*OBJECTIVE:*
Change every "sidebar-item" in the items to "nav-item", then write the lines out again with everything else kept the same.

Element location listings
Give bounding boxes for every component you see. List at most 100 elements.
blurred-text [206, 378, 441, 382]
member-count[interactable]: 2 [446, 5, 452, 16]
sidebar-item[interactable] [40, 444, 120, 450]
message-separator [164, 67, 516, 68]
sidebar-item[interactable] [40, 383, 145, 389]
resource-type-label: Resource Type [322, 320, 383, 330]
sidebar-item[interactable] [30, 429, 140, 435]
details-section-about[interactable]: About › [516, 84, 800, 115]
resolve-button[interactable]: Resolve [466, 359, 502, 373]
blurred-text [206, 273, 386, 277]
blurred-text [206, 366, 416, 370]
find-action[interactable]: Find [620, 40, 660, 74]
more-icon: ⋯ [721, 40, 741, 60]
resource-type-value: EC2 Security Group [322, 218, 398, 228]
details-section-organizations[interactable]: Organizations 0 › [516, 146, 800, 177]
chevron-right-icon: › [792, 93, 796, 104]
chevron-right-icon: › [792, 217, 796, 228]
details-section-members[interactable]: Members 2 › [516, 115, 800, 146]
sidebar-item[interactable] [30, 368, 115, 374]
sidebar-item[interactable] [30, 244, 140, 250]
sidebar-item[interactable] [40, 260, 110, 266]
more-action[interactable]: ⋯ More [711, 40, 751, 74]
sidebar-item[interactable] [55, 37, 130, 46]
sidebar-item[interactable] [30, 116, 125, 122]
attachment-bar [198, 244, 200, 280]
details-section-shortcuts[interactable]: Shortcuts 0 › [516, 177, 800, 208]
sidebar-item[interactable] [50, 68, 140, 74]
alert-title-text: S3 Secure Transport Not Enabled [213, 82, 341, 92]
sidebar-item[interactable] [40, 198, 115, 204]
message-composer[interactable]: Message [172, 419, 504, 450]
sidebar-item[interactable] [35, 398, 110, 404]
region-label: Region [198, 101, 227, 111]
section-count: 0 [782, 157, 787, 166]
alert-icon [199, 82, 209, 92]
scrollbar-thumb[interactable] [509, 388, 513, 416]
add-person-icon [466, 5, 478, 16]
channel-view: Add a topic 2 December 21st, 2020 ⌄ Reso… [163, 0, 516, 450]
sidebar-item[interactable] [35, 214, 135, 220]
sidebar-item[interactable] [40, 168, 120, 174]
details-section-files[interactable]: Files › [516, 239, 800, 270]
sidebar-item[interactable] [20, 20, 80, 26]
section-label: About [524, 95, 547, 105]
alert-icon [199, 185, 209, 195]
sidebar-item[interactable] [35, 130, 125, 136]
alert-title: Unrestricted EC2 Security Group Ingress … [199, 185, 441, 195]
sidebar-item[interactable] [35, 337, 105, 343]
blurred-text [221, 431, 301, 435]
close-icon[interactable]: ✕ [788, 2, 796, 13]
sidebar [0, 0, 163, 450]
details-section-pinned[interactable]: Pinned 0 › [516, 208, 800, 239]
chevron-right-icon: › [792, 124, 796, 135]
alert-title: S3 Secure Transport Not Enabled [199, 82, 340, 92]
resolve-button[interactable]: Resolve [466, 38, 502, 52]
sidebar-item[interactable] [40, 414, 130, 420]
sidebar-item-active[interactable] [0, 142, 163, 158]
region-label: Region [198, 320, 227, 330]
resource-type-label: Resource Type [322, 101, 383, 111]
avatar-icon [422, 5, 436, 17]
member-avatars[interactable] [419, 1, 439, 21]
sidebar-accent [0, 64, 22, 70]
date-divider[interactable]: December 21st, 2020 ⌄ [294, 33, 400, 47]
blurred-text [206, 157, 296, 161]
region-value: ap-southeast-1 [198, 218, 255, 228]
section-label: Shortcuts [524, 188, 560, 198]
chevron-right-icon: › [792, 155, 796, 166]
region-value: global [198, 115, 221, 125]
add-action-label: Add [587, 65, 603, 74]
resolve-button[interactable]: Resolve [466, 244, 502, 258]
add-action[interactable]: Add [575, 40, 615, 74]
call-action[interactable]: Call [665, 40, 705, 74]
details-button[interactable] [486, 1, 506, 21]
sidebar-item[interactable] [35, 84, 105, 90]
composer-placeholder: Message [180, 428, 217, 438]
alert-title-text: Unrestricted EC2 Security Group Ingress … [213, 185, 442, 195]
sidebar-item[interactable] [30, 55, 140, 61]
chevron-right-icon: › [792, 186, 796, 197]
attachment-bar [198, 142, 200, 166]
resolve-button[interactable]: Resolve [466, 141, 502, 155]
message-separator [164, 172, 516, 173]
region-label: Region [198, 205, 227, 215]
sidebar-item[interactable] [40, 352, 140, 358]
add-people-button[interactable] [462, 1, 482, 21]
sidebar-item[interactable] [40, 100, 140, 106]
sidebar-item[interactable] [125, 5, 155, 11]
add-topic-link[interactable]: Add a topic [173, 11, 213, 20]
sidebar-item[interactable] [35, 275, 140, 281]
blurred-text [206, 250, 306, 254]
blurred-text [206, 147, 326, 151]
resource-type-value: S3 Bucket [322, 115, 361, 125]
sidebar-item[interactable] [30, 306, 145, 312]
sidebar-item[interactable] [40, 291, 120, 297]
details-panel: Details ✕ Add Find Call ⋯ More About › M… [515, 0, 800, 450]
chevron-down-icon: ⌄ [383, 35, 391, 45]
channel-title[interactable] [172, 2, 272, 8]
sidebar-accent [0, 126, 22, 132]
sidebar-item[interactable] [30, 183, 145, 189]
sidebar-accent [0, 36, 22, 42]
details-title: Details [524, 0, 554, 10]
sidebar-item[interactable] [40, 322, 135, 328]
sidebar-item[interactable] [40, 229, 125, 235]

*FULL ANSWER:*
Give bounding boxes for every component you see. List at most 100 elements.
blurred-text [206, 378, 441, 382]
member-count[interactable]: 2 [446, 5, 452, 16]
nav-item[interactable] [40, 444, 120, 450]
message-separator [164, 67, 516, 68]
nav-item[interactable] [40, 383, 145, 389]
resource-type-label: Resource Type [322, 320, 383, 330]
nav-item[interactable] [30, 429, 140, 435]
details-section-about[interactable]: About › [516, 84, 800, 115]
resolve-button[interactable]: Resolve [466, 359, 502, 373]
blurred-text [206, 273, 386, 277]
blurred-text [206, 366, 416, 370]
find-action[interactable]: Find [620, 40, 660, 74]
more-icon: ⋯ [721, 40, 741, 60]
resource-type-value: EC2 Security Group [322, 218, 398, 228]
details-section-organizations[interactable]: Organizations 0 › [516, 146, 800, 177]
chevron-right-icon: › [792, 93, 796, 104]
chevron-right-icon: › [792, 217, 796, 228]
details-section-members[interactable]: Members 2 › [516, 115, 800, 146]
nav-item[interactable] [30, 368, 115, 374]
nav-item[interactable] [30, 244, 140, 250]
nav-item[interactable] [40, 260, 110, 266]
more-action[interactable]: ⋯ More [711, 40, 751, 74]
nav-item[interactable] [55, 37, 130, 46]
nav-item[interactable] [30, 116, 125, 122]
attachment-bar [198, 244, 200, 280]
details-section-shortcuts[interactable]: Shortcuts 0 › [516, 177, 800, 208]
nav-item[interactable] [50, 68, 140, 74]
alert-title-text: S3 Secure Transport Not Enabled [213, 82, 341, 92]
nav-item[interactable] [40, 198, 115, 204]
message-composer[interactable]: Message [172, 419, 504, 450]
nav-item[interactable] [35, 398, 110, 404]
region-label: Region [198, 101, 227, 111]
section-count: 0 [782, 157, 787, 166]
alert-icon [199, 82, 209, 92]
scrollbar-thumb[interactable] [509, 388, 513, 416]
add-person-icon [466, 5, 478, 16]
channel-view: Add a topic 2 December 21st, 2020 ⌄ Reso… [163, 0, 516, 450]
nav-item[interactable] [35, 214, 135, 220]
nav-item[interactable] [40, 168, 120, 174]
details-section-files[interactable]: Files › [516, 239, 800, 270]
nav-item[interactable] [20, 20, 80, 26]
section-label: About [524, 95, 547, 105]
alert-icon [199, 185, 209, 195]
nav-item[interactable] [35, 130, 125, 136]
alert-title: Unrestricted EC2 Security Group Ingress … [199, 185, 441, 195]
nav-item[interactable] [35, 337, 105, 343]
blurred-text [221, 431, 301, 435]
close-icon[interactable]: ✕ [788, 2, 796, 13]
sidebar [0, 0, 163, 450]
details-section-pinned[interactable]: Pinned 0 › [516, 208, 800, 239]
chevron-right-icon: › [792, 124, 796, 135]
alert-title: S3 Secure Transport Not Enabled [199, 82, 340, 92]
resolve-button[interactable]: Resolve [466, 38, 502, 52]
nav-item[interactable] [40, 414, 130, 420]
nav-item-active[interactable] [0, 142, 163, 158]
region-label: Region [198, 320, 227, 330]
resource-type-label: Resource Type [322, 101, 383, 111]
avatar-icon [422, 5, 436, 17]
member-avatars[interactable] [419, 1, 439, 21]
sidebar-accent [0, 64, 22, 70]
date-divider[interactable]: December 21st, 2020 ⌄ [294, 33, 400, 47]
blurred-text [206, 157, 296, 161]
region-value: ap-southeast-1 [198, 218, 255, 228]
section-label: Shortcuts [524, 188, 560, 198]
chevron-right-icon: › [792, 155, 796, 166]
region-value: global [198, 115, 221, 125]
add-action-label: Add [587, 65, 603, 74]
resolve-button[interactable]: Resolve [466, 244, 502, 258]
add-action[interactable]: Add [575, 40, 615, 74]
call-action[interactable]: Call [665, 40, 705, 74]
details-button[interactable] [486, 1, 506, 21]
nav-item[interactable] [35, 84, 105, 90]
composer-placeholder: Message [180, 428, 217, 438]
alert-title-text: Unrestricted EC2 Security Group Ingress … [213, 185, 442, 195]
nav-item[interactable] [30, 55, 140, 61]
chevron-right-icon: › [792, 186, 796, 197]
attachment-bar [198, 142, 200, 166]
resolve-button[interactable]: Resolve [466, 141, 502, 155]
message-separator [164, 172, 516, 173]
region-label: Region [198, 205, 227, 215]
nav-item[interactable] [40, 352, 140, 358]
add-people-button[interactable] [462, 1, 482, 21]
nav-item[interactable] [40, 100, 140, 106]
nav-item[interactable] [125, 5, 155, 11]
add-topic-link[interactable]: Add a topic [173, 11, 213, 20]
nav-item[interactable] [35, 275, 140, 281]
blurred-text [206, 250, 306, 254]
blurred-text [206, 147, 326, 151]
resource-type-value: S3 Bucket [322, 115, 361, 125]
nav-item[interactable] [30, 306, 145, 312]
nav-item[interactable] [40, 291, 120, 297]
details-panel: Details ✕ Add Find Call ⋯ More About › M… [515, 0, 800, 450]
chevron-down-icon: ⌄ [383, 35, 391, 45]
channel-title[interactable] [172, 2, 272, 8]
sidebar-accent [0, 126, 22, 132]
nav-item[interactable] [30, 183, 145, 189]
sidebar-accent [0, 36, 22, 42]
details-title: Details [524, 0, 554, 10]
nav-item[interactable] [40, 322, 135, 328]
nav-item[interactable] [40, 229, 125, 235]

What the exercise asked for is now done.